RECORDS FOR THIS TASK.
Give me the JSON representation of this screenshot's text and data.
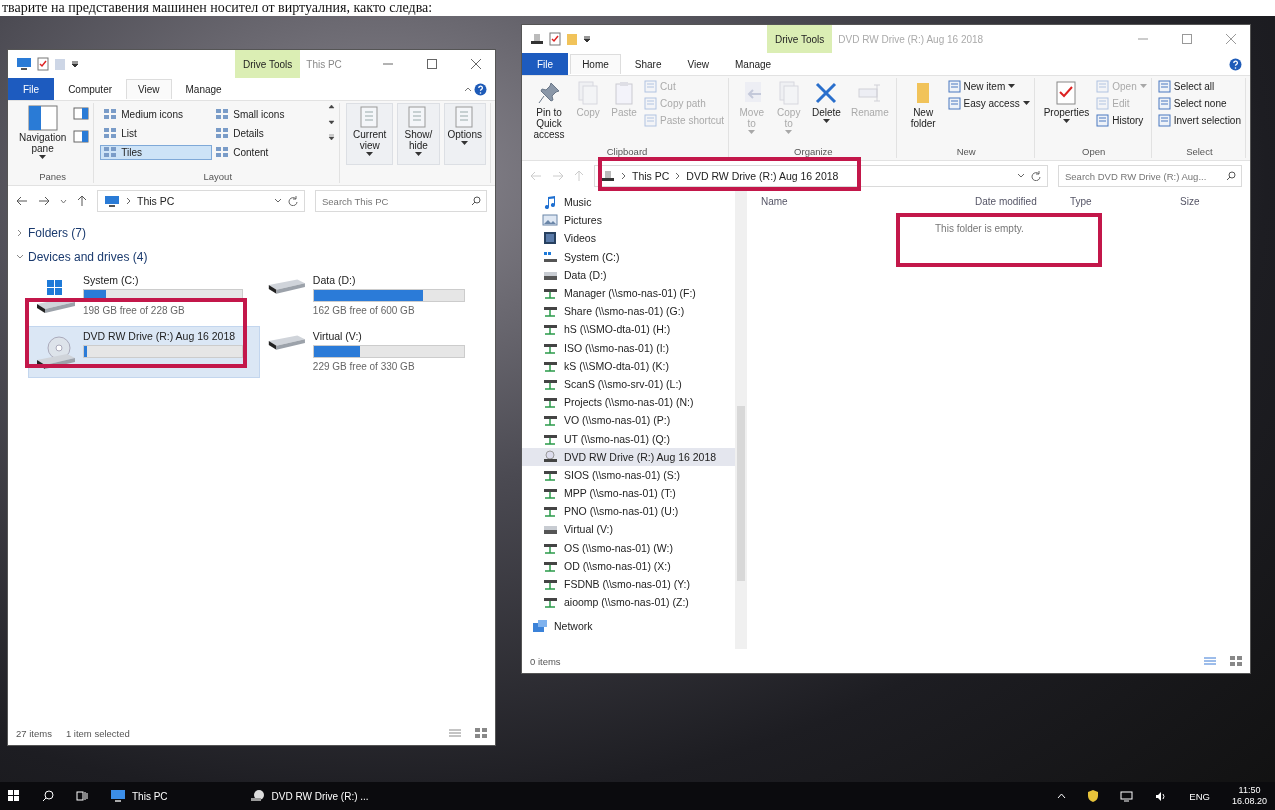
{
  "caption": "тварите на представения машинен носител от виртуалния, както следва:",
  "left_window": {
    "context_tab": "Drive Tools",
    "title": "This PC",
    "tabs": [
      {
        "label": "File",
        "kind": "file",
        "selected": false
      },
      {
        "label": "Computer",
        "kind": "tab",
        "selected": false
      },
      {
        "label": "View",
        "kind": "tab",
        "selected": true
      },
      {
        "label": "Manage",
        "kind": "tab",
        "selected": false
      }
    ],
    "panes_group": {
      "label": "Panes",
      "button": "Navigation pane"
    },
    "layout_group": {
      "label": "Layout",
      "options": [
        {
          "label": "Medium icons",
          "selected": false
        },
        {
          "label": "Small icons",
          "selected": false
        },
        {
          "label": "List",
          "selected": false
        },
        {
          "label": "Details",
          "selected": false
        },
        {
          "label": "Tiles",
          "selected": true
        },
        {
          "label": "Content",
          "selected": false
        }
      ]
    },
    "view_buttons": [
      "Current view",
      "Show/ hide",
      "Options"
    ],
    "address": [
      "This PC"
    ],
    "search": {
      "placeholder": "Search This PC"
    },
    "sections": [
      {
        "label": "Folders (7)",
        "expanded": false
      },
      {
        "label": "Devices and drives (4)",
        "expanded": true
      }
    ],
    "drives": [
      {
        "name": "System (C:)",
        "kind": "system",
        "level": 0.14,
        "free": "198 GB free of 228 GB",
        "selected": false
      },
      {
        "name": "Data (D:)",
        "kind": "hdd",
        "level": 0.73,
        "free": "162 GB free of 600 GB",
        "selected": false
      },
      {
        "name": "DVD RW Drive (R:) Aug 16 2018",
        "kind": "dvd",
        "level": 0.02,
        "selected": true
      },
      {
        "name": "Virtual (V:)",
        "kind": "hdd",
        "level": 0.31,
        "free": "229 GB free of 330 GB",
        "selected": false
      }
    ],
    "status": [
      "27 items",
      "1 item selected"
    ]
  },
  "right_window": {
    "context_tab": "Drive Tools",
    "title": "DVD RW Drive (R:) Aug 16 2018",
    "tabs": [
      {
        "label": "File",
        "kind": "file",
        "selected": false
      },
      {
        "label": "Home",
        "kind": "tab",
        "selected": true
      },
      {
        "label": "Share",
        "kind": "tab",
        "selected": false
      },
      {
        "label": "View",
        "kind": "tab",
        "selected": false
      },
      {
        "label": "Manage",
        "kind": "tab",
        "selected": false
      }
    ],
    "groups": [
      {
        "label": "Clipboard",
        "items": [
          {
            "kind": "large",
            "label": "Pin to Quick access",
            "disabled": false,
            "dropdown": false
          },
          {
            "kind": "large",
            "label": "Copy",
            "disabled": true,
            "dropdown": false
          },
          {
            "kind": "large",
            "label": "Paste",
            "disabled": true,
            "dropdown": false
          },
          {
            "kind": "stack",
            "items": [
              {
                "label": "Cut",
                "disabled": true,
                "dropdown": false
              },
              {
                "label": "Copy path",
                "disabled": true,
                "dropdown": false
              },
              {
                "label": "Paste shortcut",
                "disabled": true,
                "dropdown": false
              }
            ]
          }
        ]
      },
      {
        "label": "Organize",
        "items": [
          {
            "kind": "large",
            "label": "Move to",
            "disabled": true,
            "dropdown": true
          },
          {
            "kind": "large",
            "label": "Copy to",
            "disabled": true,
            "dropdown": true
          },
          {
            "kind": "large",
            "label": "Delete",
            "disabled": false,
            "dropdown": true
          },
          {
            "kind": "large",
            "label": "Rename",
            "disabled": true,
            "dropdown": false
          }
        ]
      },
      {
        "label": "New",
        "items": [
          {
            "kind": "large",
            "label": "New folder",
            "disabled": false,
            "dropdown": false
          },
          {
            "kind": "stack",
            "items": [
              {
                "label": "New item",
                "disabled": false,
                "dropdown": true
              },
              {
                "label": "Easy access",
                "disabled": false,
                "dropdown": true
              }
            ]
          }
        ]
      },
      {
        "label": "Open",
        "items": [
          {
            "kind": "large",
            "label": "Properties",
            "disabled": false,
            "dropdown": true
          },
          {
            "kind": "stack",
            "items": [
              {
                "label": "Open",
                "disabled": true,
                "dropdown": true
              },
              {
                "label": "Edit",
                "disabled": true,
                "dropdown": false
              },
              {
                "label": "History",
                "disabled": false,
                "dropdown": false
              }
            ]
          }
        ]
      },
      {
        "label": "Select",
        "items": [
          {
            "kind": "stack",
            "items": [
              {
                "label": "Select all",
                "disabled": false,
                "dropdown": false
              },
              {
                "label": "Select none",
                "disabled": false,
                "dropdown": false
              },
              {
                "label": "Invert selection",
                "disabled": false,
                "dropdown": false
              }
            ]
          }
        ]
      }
    ],
    "address": [
      "This PC",
      "DVD RW Drive (R:) Aug 16 2018"
    ],
    "search": {
      "placeholder": "Search DVD RW Drive (R:) Aug..."
    },
    "nav": [
      {
        "label": "Music",
        "kind": "music",
        "selected": false
      },
      {
        "label": "Pictures",
        "kind": "pictures",
        "selected": false
      },
      {
        "label": "Videos",
        "kind": "videos",
        "selected": false
      },
      {
        "label": "System (C:)",
        "kind": "system",
        "selected": false
      },
      {
        "label": "Data (D:)",
        "kind": "drive",
        "selected": false
      },
      {
        "label": "Manager (\\\\smo-nas-01) (F:)",
        "kind": "network",
        "selected": false
      },
      {
        "label": "Share (\\\\smo-nas-01) (G:)",
        "kind": "network",
        "selected": false
      },
      {
        "label": "hS (\\\\SMO-dta-01) (H:)",
        "kind": "network",
        "selected": false
      },
      {
        "label": "ISO (\\\\smo-nas-01) (I:)",
        "kind": "network",
        "selected": false
      },
      {
        "label": "kS (\\\\SMO-dta-01) (K:)",
        "kind": "network",
        "selected": false
      },
      {
        "label": "ScanS (\\\\smo-srv-01) (L:)",
        "kind": "network",
        "selected": false
      },
      {
        "label": "Projects (\\\\smo-nas-01) (N:)",
        "kind": "network",
        "selected": false
      },
      {
        "label": "VO (\\\\smo-nas-01) (P:)",
        "kind": "network",
        "selected": false
      },
      {
        "label": "UT (\\\\smo-nas-01) (Q:)",
        "kind": "network",
        "selected": false
      },
      {
        "label": "DVD RW Drive (R:) Aug 16 2018",
        "kind": "dvd",
        "selected": true
      },
      {
        "label": "SIOS (\\\\smo-nas-01) (S:)",
        "kind": "network",
        "selected": false
      },
      {
        "label": "MPP (\\\\smo-nas-01) (T:)",
        "kind": "network",
        "selected": false
      },
      {
        "label": "PNO (\\\\smo-nas-01) (U:)",
        "kind": "network",
        "selected": false
      },
      {
        "label": "Virtual (V:)",
        "kind": "drive",
        "selected": false
      },
      {
        "label": "OS (\\\\smo-nas-01) (W:)",
        "kind": "network",
        "selected": false
      },
      {
        "label": "OD (\\\\smo-nas-01) (X:)",
        "kind": "network",
        "selected": false
      },
      {
        "label": "FSDNB (\\\\smo-nas-01) (Y:)",
        "kind": "network",
        "selected": false
      },
      {
        "label": "aioomp (\\\\smo-nas-01) (Z:)",
        "kind": "network",
        "selected": false
      },
      {
        "label": "Network",
        "kind": "network-root",
        "selected": false
      }
    ],
    "columns": [
      "Name",
      "Date modified",
      "Type",
      "Size"
    ],
    "empty_message": "This folder is empty.",
    "status": "0 items"
  },
  "taskbar": {
    "items": [
      {
        "label": "This PC",
        "kind": "pc"
      },
      {
        "label": "DVD RW Drive (R:) ...",
        "kind": "dvd"
      }
    ],
    "language": "ENG",
    "time": "11:50",
    "date": "16.08.20"
  }
}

WRITTEN EXERCISE. From the material above, reproduce everything verbatim except the pictures.

RESPONSE TO THE TASK.
Give me the JSON representation of this screenshot's text and data.
{
  "caption": "тварите на представения машинен носител от виртуалния, както следва:",
  "left_window": {
    "context_tab": "Drive Tools",
    "title": "This PC",
    "tabs": [
      {
        "label": "File",
        "kind": "file",
        "selected": false
      },
      {
        "label": "Computer",
        "kind": "tab",
        "selected": false
      },
      {
        "label": "View",
        "kind": "tab",
        "selected": true
      },
      {
        "label": "Manage",
        "kind": "tab",
        "selected": false
      }
    ],
    "panes_group": {
      "label": "Panes",
      "button": "Navigation pane"
    },
    "layout_group": {
      "label": "Layout",
      "options": [
        {
          "label": "Medium icons",
          "selected": false
        },
        {
          "label": "Small icons",
          "selected": false
        },
        {
          "label": "List",
          "selected": false
        },
        {
          "label": "Details",
          "selected": false
        },
        {
          "label": "Tiles",
          "selected": true
        },
        {
          "label": "Content",
          "selected": false
        }
      ]
    },
    "view_buttons": [
      "Current view",
      "Show/ hide",
      "Options"
    ],
    "address": [
      "This PC"
    ],
    "search": {
      "placeholder": "Search This PC"
    },
    "sections": [
      {
        "label": "Folders (7)",
        "expanded": false
      },
      {
        "label": "Devices and drives (4)",
        "expanded": true
      }
    ],
    "drives": [
      {
        "name": "System (C:)",
        "kind": "system",
        "level": 0.14,
        "free": "198 GB free of 228 GB",
        "selected": false
      },
      {
        "name": "Data (D:)",
        "kind": "hdd",
        "level": 0.73,
        "free": "162 GB free of 600 GB",
        "selected": false
      },
      {
        "name": "DVD RW Drive (R:) Aug 16 2018",
        "kind": "dvd",
        "level": 0.02,
        "selected": true
      },
      {
        "name": "Virtual (V:)",
        "kind": "hdd",
        "level": 0.31,
        "free": "229 GB free of 330 GB",
        "selected": false
      }
    ],
    "status": [
      "27 items",
      "1 item selected"
    ]
  },
  "right_window": {
    "context_tab": "Drive Tools",
    "title": "DVD RW Drive (R:) Aug 16 2018",
    "tabs": [
      {
        "label": "File",
        "kind": "file",
        "selected": false
      },
      {
        "label": "Home",
        "kind": "tab",
        "selected": true
      },
      {
        "label": "Share",
        "kind": "tab",
        "selected": false
      },
      {
        "label": "View",
        "kind": "tab",
        "selected": false
      },
      {
        "label": "Manage",
        "kind": "tab",
        "selected": false
      }
    ],
    "groups": [
      {
        "label": "Clipboard",
        "items": [
          {
            "kind": "large",
            "label": "Pin to Quick access",
            "disabled": false,
            "dropdown": false
          },
          {
            "kind": "large",
            "label": "Copy",
            "disabled": true,
            "dropdown": false
          },
          {
            "kind": "large",
            "label": "Paste",
            "disabled": true,
            "dropdown": false
          },
          {
            "kind": "stack",
            "items": [
              {
                "label": "Cut",
                "disabled": true,
                "dropdown": false
              },
              {
                "label": "Copy path",
                "disabled": true,
                "dropdown": false
              },
              {
                "label": "Paste shortcut",
                "disabled": true,
                "dropdown": false
              }
            ]
          }
        ]
      },
      {
        "label": "Organize",
        "items": [
          {
            "kind": "large",
            "label": "Move to",
            "disabled": true,
            "dropdown": true
          },
          {
            "kind": "large",
            "label": "Copy to",
            "disabled": true,
            "dropdown": true
          },
          {
            "kind": "large",
            "label": "Delete",
            "disabled": false,
            "dropdown": true
          },
          {
            "kind": "large",
            "label": "Rename",
            "disabled": true,
            "dropdown": false
          }
        ]
      },
      {
        "label": "New",
        "items": [
          {
            "kind": "large",
            "label": "New folder",
            "disabled": false,
            "dropdown": false
          },
          {
            "kind": "stack",
            "items": [
              {
                "label": "New item",
                "disabled": false,
                "dropdown": true
              },
              {
                "label": "Easy access",
                "disabled": false,
                "dropdown": true
              }
            ]
          }
        ]
      },
      {
        "label": "Open",
        "items": [
          {
            "kind": "large",
            "label": "Properties",
            "disabled": false,
            "dropdown": true
          },
          {
            "kind": "stack",
            "items": [
              {
                "label": "Open",
                "disabled": true,
                "dropdown": true
              },
              {
                "label": "Edit",
                "disabled": true,
                "dropdown": false
              },
              {
                "label": "History",
                "disabled": false,
                "dropdown": false
              }
            ]
          }
        ]
      },
      {
        "label": "Select",
        "items": [
          {
            "kind": "stack",
            "items": [
              {
                "label": "Select all",
                "disabled": false,
                "dropdown": false
              },
              {
                "label": "Select none",
                "disabled": false,
                "dropdown": false
              },
              {
                "label": "Invert selection",
                "disabled": false,
                "dropdown": false
              }
            ]
          }
        ]
      }
    ],
    "address": [
      "This PC",
      "DVD RW Drive (R:) Aug 16 2018"
    ],
    "search": {
      "placeholder": "Search DVD RW Drive (R:) Aug..."
    },
    "nav": [
      {
        "label": "Music",
        "kind": "music",
        "selected": false
      },
      {
        "label": "Pictures",
        "kind": "pictures",
        "selected": false
      },
      {
        "label": "Videos",
        "kind": "videos",
        "selected": false
      },
      {
        "label": "System (C:)",
        "kind": "system",
        "selected": false
      },
      {
        "label": "Data (D:)",
        "kind": "drive",
        "selected": false
      },
      {
        "label": "Manager (\\\\smo-nas-01) (F:)",
        "kind": "network",
        "selected": false
      },
      {
        "label": "Share (\\\\smo-nas-01) (G:)",
        "kind": "network",
        "selected": false
      },
      {
        "label": "hS (\\\\SMO-dta-01) (H:)",
        "kind": "network",
        "selected": false
      },
      {
        "label": "ISO (\\\\smo-nas-01) (I:)",
        "kind": "network",
        "selected": false
      },
      {
        "label": "kS (\\\\SMO-dta-01) (K:)",
        "kind": "network",
        "selected": false
      },
      {
        "label": "ScanS (\\\\smo-srv-01) (L:)",
        "kind": "network",
        "selected": false
      },
      {
        "label": "Projects (\\\\smo-nas-01) (N:)",
        "kind": "network",
        "selected": false
      },
      {
        "label": "VO (\\\\smo-nas-01) (P:)",
        "kind": "network",
        "selected": false
      },
      {
        "label": "UT (\\\\smo-nas-01) (Q:)",
        "kind": "network",
        "selected": false
      },
      {
        "label": "DVD RW Drive (R:) Aug 16 2018",
        "kind": "dvd",
        "selected": true
      },
      {
        "label": "SIOS (\\\\smo-nas-01) (S:)",
        "kind": "network",
        "selected": false
      },
      {
        "label": "MPP (\\\\smo-nas-01) (T:)",
        "kind": "network",
        "selected": false
      },
      {
        "label": "PNO (\\\\smo-nas-01) (U:)",
        "kind": "network",
        "selected": false
      },
      {
        "label": "Virtual (V:)",
        "kind": "drive",
        "selected": false
      },
      {
        "label": "OS (\\\\smo-nas-01) (W:)",
        "kind": "network",
        "selected": false
      },
      {
        "label": "OD (\\\\smo-nas-01) (X:)",
        "kind": "network",
        "selected": false
      },
      {
        "label": "FSDNB (\\\\smo-nas-01) (Y:)",
        "kind": "network",
        "selected": false
      },
      {
        "label": "aioomp (\\\\smo-nas-01) (Z:)",
        "kind": "network",
        "selected": false
      },
      {
        "label": "Network",
        "kind": "network-root",
        "selected": false
      }
    ],
    "columns": [
      "Name",
      "Date modified",
      "Type",
      "Size"
    ],
    "empty_message": "This folder is empty.",
    "status": "0 items"
  },
  "taskbar": {
    "items": [
      {
        "label": "This PC",
        "kind": "pc"
      },
      {
        "label": "DVD RW Drive (R:) ...",
        "kind": "dvd"
      }
    ],
    "language": "ENG",
    "time": "11:50",
    "date": "16.08.20"
  }
}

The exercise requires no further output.